> DATA PROVIDED:
★ ★ ★ ★

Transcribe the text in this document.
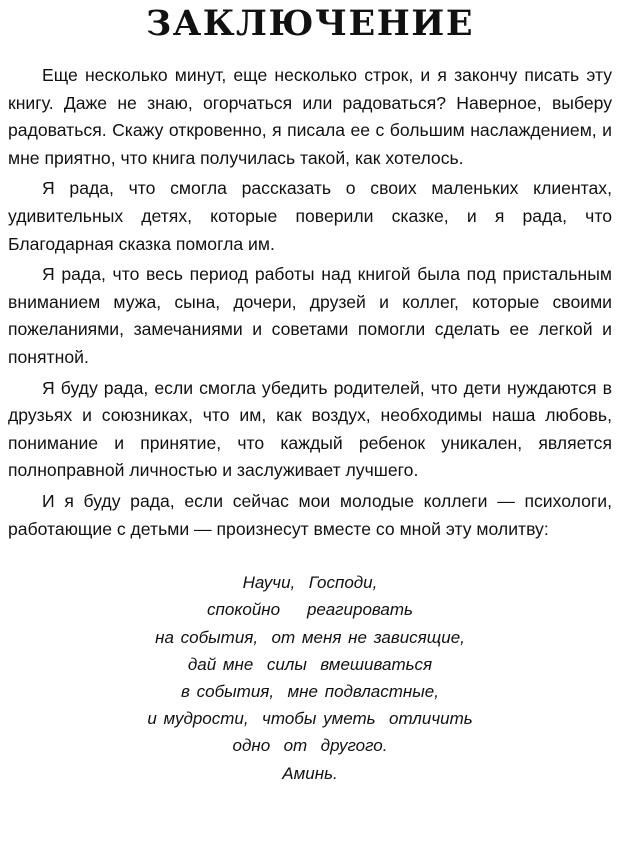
ЗАКЛЮЧЕНИЕ

Еще несколько минут, еще несколько строк, и я закончу писать эту книгу. Даже не знаю, огорчаться или радоваться? Наверное, выберу радоваться. Скажу откровенно, я писала ее с большим наслаждением, и мне приятно, что книга получилась такой, как хотелось.

Я рада, что смогла рассказать о своих маленьких клиентах, удивительных детях, которые поверили сказке, и я рада, что Благодарная сказка помогла им.

Я рада, что весь период работы над книгой была под пристальным вниманием мужа, сына, дочери, друзей и коллег, которые своими пожеланиями, замечаниями и советами помогли сделать ее легкой и понятной.

Я буду рада, если смогла убедить родителей, что дети нуждаются в друзьях и союзниках, что им, как воздух, необходимы наша любовь, понимание и принятие, что каждый ребенок уникален, является полноправной личностью и заслуживает лучшего.

И я буду рада, если сейчас мои молодые коллеги — психологи, работающие с детьми — произнесут вместе со мной эту молитву:

Научи,  Господи,
спокойно    реагировать
на события,  от меня не зависящие,
дай мне  силы  вмешиваться
в события,  мне подвластные,
и мудрости,  чтобы уметь  отличить
одно  от  другого.
Аминь.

★ ★ ★ ★

All records should be output exactly, with the pictures left out.

> ANSWER:
Transcribe the text in this document.
ЗАКЛЮЧЕНИЕ

Еще несколько минут, еще несколько строк, и я закончу писать эту книгу. Даже не знаю, огорчаться или радоваться? Наверное, выберу радоваться. Скажу откровенно, я писала ее с большим наслаждением, и мне приятно, что книга получилась такой, как хотелось.

Я рада, что смогла рассказать о своих маленьких клиентах, удивительных детях, которые поверили сказке, и я рада, что Благодарная сказка помогла им.

Я рада, что весь период работы над книгой была под пристальным вниманием мужа, сына, дочери, друзей и коллег, которые своими пожеланиями, замечаниями и советами помогли сделать ее легкой и понятной.

Я буду рада, если смогла убедить родителей, что дети нуждаются в друзьях и союзниках, что им, как воздух, необходимы наша любовь, понимание и принятие, что каждый ребенок уникален, является полноправной личностью и заслуживает лучшего.

И я буду рада, если сейчас мои молодые коллеги — психологи, работающие с детьми — произнесут вместе со мной эту молитву:

Научи,  Господи,
спокойно    реагировать
на события,  от меня не зависящие,
дай мне  силы  вмешиваться
в события,  мне подвластные,
и мудрости,  чтобы уметь  отличить
одно  от  другого.
Аминь.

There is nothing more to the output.